Exercise goal
Write out exactly the lines below that run from the line containing "Output a JSON" through the last line of the records.

Supplied information
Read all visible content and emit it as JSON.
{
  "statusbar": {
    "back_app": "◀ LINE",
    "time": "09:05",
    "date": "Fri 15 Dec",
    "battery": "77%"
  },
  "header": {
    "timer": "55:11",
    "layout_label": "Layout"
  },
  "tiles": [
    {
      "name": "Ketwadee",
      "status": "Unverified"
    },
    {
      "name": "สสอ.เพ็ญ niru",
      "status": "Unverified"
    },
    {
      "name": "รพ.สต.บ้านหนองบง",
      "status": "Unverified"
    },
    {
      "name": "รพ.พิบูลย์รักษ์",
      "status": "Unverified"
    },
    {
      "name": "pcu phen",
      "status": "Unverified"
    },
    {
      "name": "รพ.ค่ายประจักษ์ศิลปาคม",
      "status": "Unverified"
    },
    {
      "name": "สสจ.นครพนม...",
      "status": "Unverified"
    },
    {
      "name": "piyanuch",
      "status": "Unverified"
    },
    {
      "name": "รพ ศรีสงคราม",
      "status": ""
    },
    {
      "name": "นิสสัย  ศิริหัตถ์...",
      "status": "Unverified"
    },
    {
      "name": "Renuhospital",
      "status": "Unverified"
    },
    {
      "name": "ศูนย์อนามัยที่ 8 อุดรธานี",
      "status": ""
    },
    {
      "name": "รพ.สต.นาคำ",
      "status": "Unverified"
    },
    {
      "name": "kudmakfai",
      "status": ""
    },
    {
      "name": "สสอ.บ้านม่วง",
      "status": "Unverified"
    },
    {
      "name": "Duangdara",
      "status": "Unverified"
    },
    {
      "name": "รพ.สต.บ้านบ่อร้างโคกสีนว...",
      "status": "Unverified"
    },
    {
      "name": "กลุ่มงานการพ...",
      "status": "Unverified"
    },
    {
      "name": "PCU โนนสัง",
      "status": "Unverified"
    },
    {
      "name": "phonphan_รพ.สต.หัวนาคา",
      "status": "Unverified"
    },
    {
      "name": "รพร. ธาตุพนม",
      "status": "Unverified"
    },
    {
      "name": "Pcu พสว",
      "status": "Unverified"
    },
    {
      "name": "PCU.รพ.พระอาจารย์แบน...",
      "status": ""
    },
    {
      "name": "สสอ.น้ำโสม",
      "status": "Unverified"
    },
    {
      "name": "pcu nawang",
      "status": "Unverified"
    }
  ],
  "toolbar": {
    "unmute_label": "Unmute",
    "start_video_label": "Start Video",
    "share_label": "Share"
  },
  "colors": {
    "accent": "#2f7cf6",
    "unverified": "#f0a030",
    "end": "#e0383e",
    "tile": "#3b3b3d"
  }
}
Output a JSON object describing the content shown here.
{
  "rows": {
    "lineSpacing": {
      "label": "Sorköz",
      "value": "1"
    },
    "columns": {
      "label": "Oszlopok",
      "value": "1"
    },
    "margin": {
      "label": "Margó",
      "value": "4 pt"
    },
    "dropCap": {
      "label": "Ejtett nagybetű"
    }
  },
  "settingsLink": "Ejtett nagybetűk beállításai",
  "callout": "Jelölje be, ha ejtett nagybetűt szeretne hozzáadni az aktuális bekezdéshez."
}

Full response
Output a JSON object describing the content shown here.
{
  "rows": {
    "lineSpacing": {
      "label": "Sorköz",
      "value": "1"
    },
    "columns": {
      "label": "Oszlopok",
      "value": "1"
    },
    "margin": {
      "label": "Margó",
      "value": "4 pt"
    },
    "dropCap": {
      "label": "Ejtett nagybetű"
    }
  },
  "settingsLink": "Ejtett nagybetűk beállításai",
  "callout": "Jelölje be, ha ejtett nagybetűt szeretne hozzáadni az aktuális bekezdéshez."
}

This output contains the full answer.